■ Short exercise:
Could you reproduce all the data below word for word, leaving out the pictures?

#### Extracted information ####

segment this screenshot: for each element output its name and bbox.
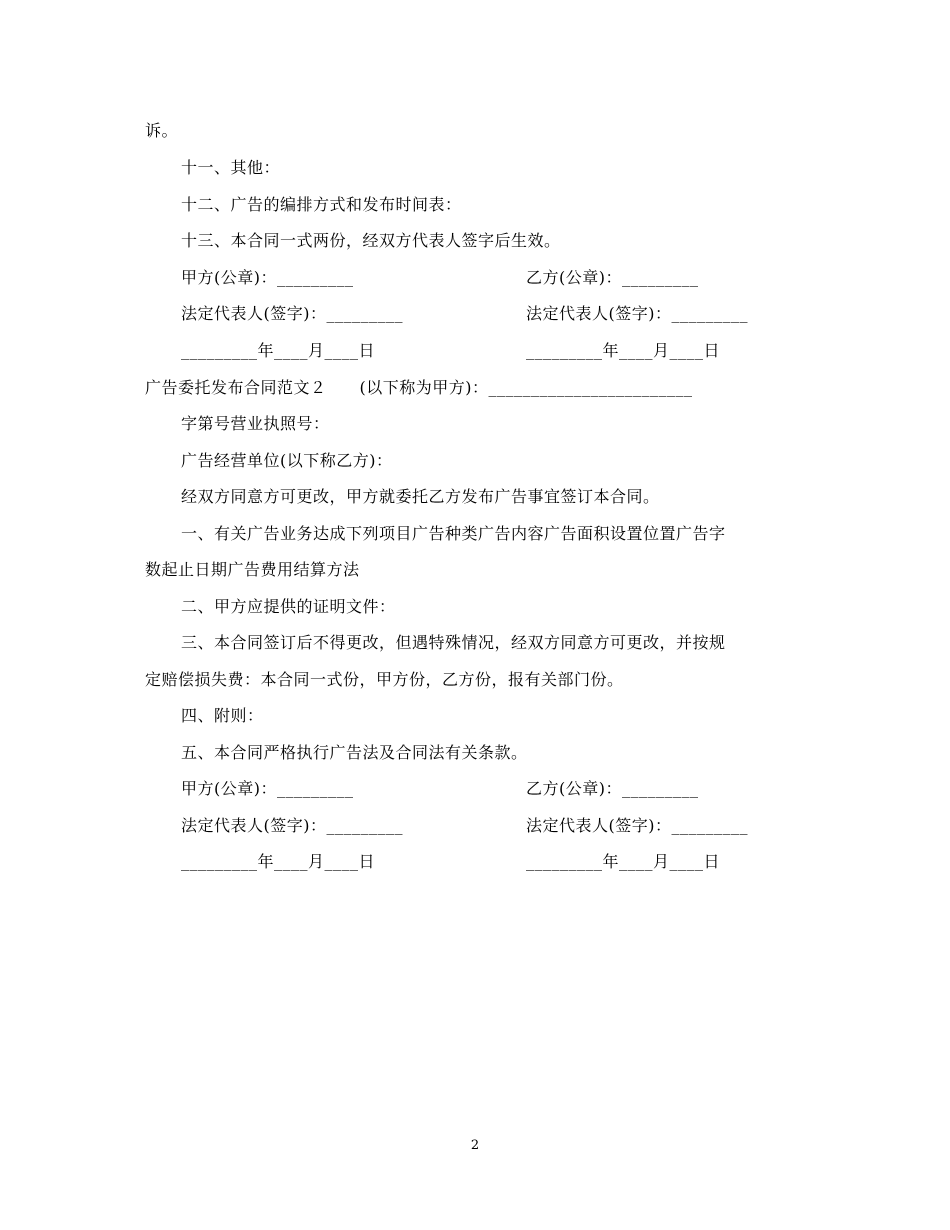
text-line: 字第号营业执照号： [181,414,330,433]
text-line: 十二、广告的编排方式和发布时间表： [181,195,462,214]
text-line: 经双方同意方可更改，甲方就委托乙方发布广告事宜签订本合同。 [181,487,660,506]
party-a-date-line: _________年____月____日 [181,852,376,871]
text-line: 十一、其他： [181,158,281,177]
party-a-representative-line: 法定代表人(签字)：_________ [181,816,403,835]
party-b-date-line: _________年____月____日 [526,852,721,871]
text-line: 十三、本合同一式两份，经双方代表人签字后生效。 [181,231,561,250]
party-b-date-line: _________年____月____日 [526,341,721,360]
text-line: 数起止日期广告费用结算方法 [145,560,360,579]
page-number: 2 [470,1138,480,1153]
party-a-seal-line: 甲方(公章)：_________ [181,268,354,287]
text-line: 三、本合同签订后不得更改，但遇特殊情况，经双方同意方可更改，并按规 [181,633,726,652]
text-line: 广告经营单位(以下称乙方)： [181,451,393,470]
party-b-seal-line: 乙方(公章)：_________ [526,779,699,798]
text-line: 二、甲方应提供的证明文件： [181,597,396,616]
section-title: 广告委托发布合同范文２ (以下称为甲方)：________________________ [145,378,693,397]
party-b-seal-line: 乙方(公章)：_________ [526,268,699,287]
text-line: 五、本合同严格执行广告法及合同法有关条款。 [181,743,528,762]
text-line: 一、有关广告业务达成下列项目广告种类广告内容广告面积设置位置广告字 [181,524,726,543]
party-a-seal-line: 甲方(公章)：_________ [181,779,354,798]
party-a-date-line: _________年____月____日 [181,341,376,360]
text-line: 定赔偿损失费：本合同一式份，甲方份，乙方份，报有关部门份。 [145,670,624,689]
text-line: 四、附则： [181,706,264,725]
party-b-representative-line: 法定代表人(签字)：_________ [526,304,748,323]
text-line: 诉。 [145,121,179,140]
party-a-representative-line: 法定代表人(签字)：_________ [181,304,403,323]
party-b-representative-line: 法定代表人(签字)：_________ [526,816,748,835]
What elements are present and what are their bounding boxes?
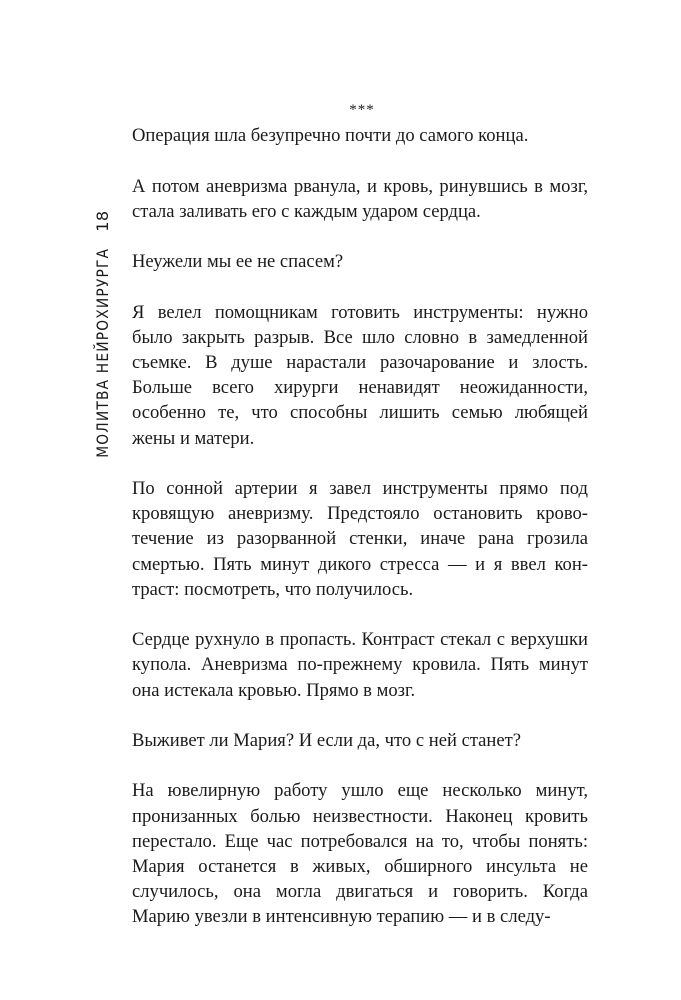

####

■ Worked answer:
segment this screenshot: for each element output its name and bbox.
text-line: 字第号营业执照号： [181,414,330,433]
text-line: 十二、广告的编排方式和发布时间表： [181,195,462,214]
text-line: 经双方同意方可更改，甲方就委托乙方发布广告事宜签订本合同。 [181,487,660,506]
party-a-date-line: _________年____月____日 [181,852,376,871]
text-line: 十一、其他： [181,158,281,177]
party-a-representative-line: 法定代表人(签字)：_________ [181,816,403,835]
party-b-date-line: _________年____月____日 [526,852,721,871]
text-line: 十三、本合同一式两份，经双方代表人签字后生效。 [181,231,561,250]
party-b-date-line: _________年____月____日 [526,341,721,360]
text-line: 数起止日期广告费用结算方法 [145,560,360,579]
page-number: 2 [470,1138,480,1153]
party-a-seal-line: 甲方(公章)：_________ [181,268,354,287]
text-line: 三、本合同签订后不得更改，但遇特殊情况，经双方同意方可更改，并按规 [181,633,726,652]
text-line: 广告经营单位(以下称乙方)： [181,451,393,470]
party-b-seal-line: 乙方(公章)：_________ [526,779,699,798]
text-line: 二、甲方应提供的证明文件： [181,597,396,616]
section-title: 广告委托发布合同范文２ (以下称为甲方)：________________________ [145,378,693,397]
party-b-seal-line: 乙方(公章)：_________ [526,268,699,287]
text-line: 五、本合同严格执行广告法及合同法有关条款。 [181,743,528,762]
text-line: 一、有关广告业务达成下列项目广告种类广告内容广告面积设置位置广告字 [181,524,726,543]
party-a-seal-line: 甲方(公章)：_________ [181,779,354,798]
party-a-date-line: _________年____月____日 [181,341,376,360]
text-line: 定赔偿损失费：本合同一式份，甲方份，乙方份，报有关部门份。 [145,670,624,689]
text-line: 四、附则： [181,706,264,725]
party-b-representative-line: 法定代表人(签字)：_________ [526,304,748,323]
text-line: 诉。 [145,121,179,140]
party-a-representative-line: 法定代表人(签字)：_________ [181,304,403,323]
party-b-representative-line: 法定代表人(签字)：_________ [526,816,748,835]
What elements are present and what are their bounding boxes?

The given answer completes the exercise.